→ **Problems and tasks**:
1 – Write out the passage of the ComplexNumberCell type discussion between "DataType type = inSpec.getColumnSpec(cellIndex).getType();" and "equality on DataTypes.", inclusive, without any changes.
2 – Extend the discussion of testing for the ComplexNumberCell type, beginning right after its final sentence.

→ **Supplied text**:
>>>>>

Testing for ComplexNumberCell type

I am trying to test whether a DataCell is a ComplexNumberCell or not. In my unit tests I set the Cell Type to ComplexNumberCell.TYPE, and I have no problems asking if my cell type is contained in my list of "writeable" cell types.:

 DataType type = inSpec.getColumnSpec(cellIndex).getType();
  if (!writeableTypes.contains(type)) {

However, when I look at the DataTableSpec from a Rename node which has changed a double into a complex I don't see "ComplexNumberCell" listed as the type, and instead a long string "Non-native [interface org.knime.core.data.BoundedValue,...", and my test fails . Is this a bug, or do I need to be doing the comparison in a different way?

Hi Joe,

the short answer: your check is wrong. Type compatibility should be checked using DataType#isCompatible(SomeDataValue.class) method, not just plain equality on DataTypes.

Your test whether a DataCell is a ComplexNumberCell or not, should actually be of no interest (not that I want to tell you what you should be interested in). You should rather ask whether a DataCell (or the cells in a column) can represent itself as (isCompatibleTo) ComplexNumberVALUE. If so, you can safely typecast any cell, which is not cell.isMissing(), as ComplexNumberValue.

The types that are part of core KNIME (DoubleCell, IntCell, ComplexNumberCell, etc...) implement all DataValues, to which they can represent itself loss-free. As such DoubleCell and IntCell also implement ComplexNumberValue (you can typecast those cells) and they will return you as real part the double (or the underlying int in an IntCell) and as imaginary part 0.0

Regarding the rename node: When you choose to change the type of a column, whose type is DoubleCell.TYPE, to e.g. ComplexNumberValue, then you don't actually change the content of the column (it will still contain DoubleCells) but you just modify the type associated with the column. It is changed to have ComplexNumberValue as its preferred value (which is sometimes of great interest in case the new preferred value has a dedicated renderer or comparator - which is then used in downstream nodes). This new type is said to be "non-native" as it is not derived from an actual cell implementation but is artificially created. The new type will be compatible to the exact same XXXValues as the old type, though the old type and the new one won't be equal.

<<<<<

Document layout detection data:
>>>>>

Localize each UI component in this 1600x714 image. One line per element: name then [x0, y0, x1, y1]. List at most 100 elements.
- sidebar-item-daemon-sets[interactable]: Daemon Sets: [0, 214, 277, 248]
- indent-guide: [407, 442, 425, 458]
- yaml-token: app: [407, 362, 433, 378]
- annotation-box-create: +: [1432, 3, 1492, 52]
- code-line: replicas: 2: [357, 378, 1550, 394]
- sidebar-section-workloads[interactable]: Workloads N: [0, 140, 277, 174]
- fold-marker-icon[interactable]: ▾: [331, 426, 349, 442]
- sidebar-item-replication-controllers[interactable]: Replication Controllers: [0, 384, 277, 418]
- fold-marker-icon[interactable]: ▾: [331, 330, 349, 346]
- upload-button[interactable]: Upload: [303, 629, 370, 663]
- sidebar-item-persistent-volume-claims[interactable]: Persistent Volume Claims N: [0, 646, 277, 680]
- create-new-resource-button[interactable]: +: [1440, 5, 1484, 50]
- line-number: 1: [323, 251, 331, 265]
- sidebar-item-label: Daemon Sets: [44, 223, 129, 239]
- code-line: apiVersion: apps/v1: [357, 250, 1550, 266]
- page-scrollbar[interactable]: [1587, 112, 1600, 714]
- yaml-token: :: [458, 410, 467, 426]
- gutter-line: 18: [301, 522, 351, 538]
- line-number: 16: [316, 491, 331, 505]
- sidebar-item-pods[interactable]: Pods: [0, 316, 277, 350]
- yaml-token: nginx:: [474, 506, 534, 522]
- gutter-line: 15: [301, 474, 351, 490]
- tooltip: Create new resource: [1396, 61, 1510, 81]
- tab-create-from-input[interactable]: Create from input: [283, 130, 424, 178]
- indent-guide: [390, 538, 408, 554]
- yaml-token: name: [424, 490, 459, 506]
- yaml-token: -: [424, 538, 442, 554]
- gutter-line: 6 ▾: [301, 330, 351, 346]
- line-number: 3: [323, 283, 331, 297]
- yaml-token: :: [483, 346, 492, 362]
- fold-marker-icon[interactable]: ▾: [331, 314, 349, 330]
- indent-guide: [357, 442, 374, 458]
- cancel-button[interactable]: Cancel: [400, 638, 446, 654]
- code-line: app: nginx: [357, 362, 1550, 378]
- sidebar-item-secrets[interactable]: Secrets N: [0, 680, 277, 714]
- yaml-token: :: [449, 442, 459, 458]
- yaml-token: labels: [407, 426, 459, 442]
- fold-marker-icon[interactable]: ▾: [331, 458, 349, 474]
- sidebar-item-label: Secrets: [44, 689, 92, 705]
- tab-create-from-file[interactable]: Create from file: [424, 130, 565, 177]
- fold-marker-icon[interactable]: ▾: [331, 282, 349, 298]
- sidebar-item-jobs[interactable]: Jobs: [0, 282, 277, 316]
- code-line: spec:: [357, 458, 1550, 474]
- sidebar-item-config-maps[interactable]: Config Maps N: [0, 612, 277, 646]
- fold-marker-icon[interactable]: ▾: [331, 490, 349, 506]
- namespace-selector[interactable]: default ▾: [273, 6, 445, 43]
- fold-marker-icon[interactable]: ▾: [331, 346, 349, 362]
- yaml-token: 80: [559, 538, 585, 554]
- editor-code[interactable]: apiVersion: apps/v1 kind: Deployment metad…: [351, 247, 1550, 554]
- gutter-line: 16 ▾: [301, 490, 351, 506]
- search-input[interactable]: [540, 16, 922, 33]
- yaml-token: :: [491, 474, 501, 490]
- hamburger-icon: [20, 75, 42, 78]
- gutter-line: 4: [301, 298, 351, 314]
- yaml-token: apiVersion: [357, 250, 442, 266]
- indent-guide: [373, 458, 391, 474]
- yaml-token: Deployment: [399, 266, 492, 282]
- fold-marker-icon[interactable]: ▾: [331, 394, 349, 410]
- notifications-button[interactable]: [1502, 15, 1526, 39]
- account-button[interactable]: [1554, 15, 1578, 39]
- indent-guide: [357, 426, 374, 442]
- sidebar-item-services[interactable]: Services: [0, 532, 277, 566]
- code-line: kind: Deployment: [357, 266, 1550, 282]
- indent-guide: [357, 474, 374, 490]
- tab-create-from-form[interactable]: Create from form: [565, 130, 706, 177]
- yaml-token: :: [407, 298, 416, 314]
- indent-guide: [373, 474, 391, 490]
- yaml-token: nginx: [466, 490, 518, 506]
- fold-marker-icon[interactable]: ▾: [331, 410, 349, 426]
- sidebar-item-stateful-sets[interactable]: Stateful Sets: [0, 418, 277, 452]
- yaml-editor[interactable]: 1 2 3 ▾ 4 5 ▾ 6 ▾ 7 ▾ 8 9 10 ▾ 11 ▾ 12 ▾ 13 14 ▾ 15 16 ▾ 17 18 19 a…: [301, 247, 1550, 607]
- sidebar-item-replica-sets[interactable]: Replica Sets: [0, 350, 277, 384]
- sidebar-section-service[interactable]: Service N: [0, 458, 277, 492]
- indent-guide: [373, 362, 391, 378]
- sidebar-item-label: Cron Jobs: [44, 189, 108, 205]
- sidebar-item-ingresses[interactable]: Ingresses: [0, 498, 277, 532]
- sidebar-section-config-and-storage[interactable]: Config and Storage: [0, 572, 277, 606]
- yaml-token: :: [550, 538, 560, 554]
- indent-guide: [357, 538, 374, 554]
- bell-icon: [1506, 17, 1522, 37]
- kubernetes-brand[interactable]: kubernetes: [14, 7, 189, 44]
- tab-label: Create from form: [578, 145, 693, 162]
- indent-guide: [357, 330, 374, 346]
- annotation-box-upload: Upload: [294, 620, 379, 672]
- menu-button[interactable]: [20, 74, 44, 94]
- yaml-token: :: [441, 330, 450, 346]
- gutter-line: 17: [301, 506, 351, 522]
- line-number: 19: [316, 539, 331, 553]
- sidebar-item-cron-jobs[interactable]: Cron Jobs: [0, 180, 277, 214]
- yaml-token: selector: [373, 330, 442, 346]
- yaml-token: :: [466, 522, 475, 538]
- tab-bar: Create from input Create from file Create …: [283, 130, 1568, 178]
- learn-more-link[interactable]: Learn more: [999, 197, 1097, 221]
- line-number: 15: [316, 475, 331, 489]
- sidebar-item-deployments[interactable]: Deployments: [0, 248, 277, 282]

<<<<<

→ **Your written answers**:
1 –
DataType type = inSpec.getColumnSpec(cellIndex).getType();
  if (!writeableTypes.contains(type)) {

However, when I look at the DataTableSpec from a Rename node which has changed a double into a complex I don't see "ComplexNumberCell" listed as the type, and instead a long string "Non-native [interface org.knime.core.data.BoundedValue,...", and my test fails . Is this a bug, or do I need to be doing the comparison in a different way?

Hi Joe,

the short answer: your check is wrong. Type compatibility should be checked using DataType#isCompatible(SomeDataValue.class) method, not just plain equality on DataTypes.

2 –
Does it make sense? What do you try to do in your node implementation? Maybe I can be of concrete help if I know what you try to accomplish.


Hi Bernd,
I knew about the "isCompatable()" testing, but I need to be a bit more anal.

I am writing the data block in an SDFile, so I want to be able to write StringCells, but I don't want to write an SdfCell (in the middle of the datablock it will cause no end to trouble). For completeness I was going to allow CompexNumberCells, although I don't have a use case for it. I can recode my test to use a hierarchy of "isCompatable"s to this end, it just seemed less elegant at the time.


I see, this is then a counterexample of when you don't want to have these type hierarchies. You want to make sure that something is a string and only a string. Still, testing on equality of the DataType (in this case StringCell.TYPE) is risky as you potentially miss out on other types that are (plain) strings. One scenario is that we (or you) decide on having a StringBlobCell (for very large Strings), which implements the same value interfaces but has a different cell implementation (which is suited to be handled more efficiently). StringBlobCell is ok in the data block but another SdfCell is not.

The only solution I see so far is to do

DataType columnType = ...
boolean isOk = typeInColumn.isASuperTypeOf(StringCell.TYPE) 
               && StringCell.TYPE.isASuperTypeOf(typeInColumn);

The two method calls on DataType#isASuperTypeOf(DataType) ensure that both types are mutual compatible. (It's like checking equals except for the preferred value test).

Not very elegant - but it should be correct.

One more comment: Even if the above test evaluates to true, it may be that the column contains SdfCells. Imagine if the user concatenates two tables, whereby the first table contains a column called "A" and is of type StringCell.TYPE and the second table also contains "A" but with a SdfCell.TYPE. If you then concatenate these two tables, the common super type of StringCell.TYPE and SdfCell.TYPE is used ... which is a StringCell.TYPE.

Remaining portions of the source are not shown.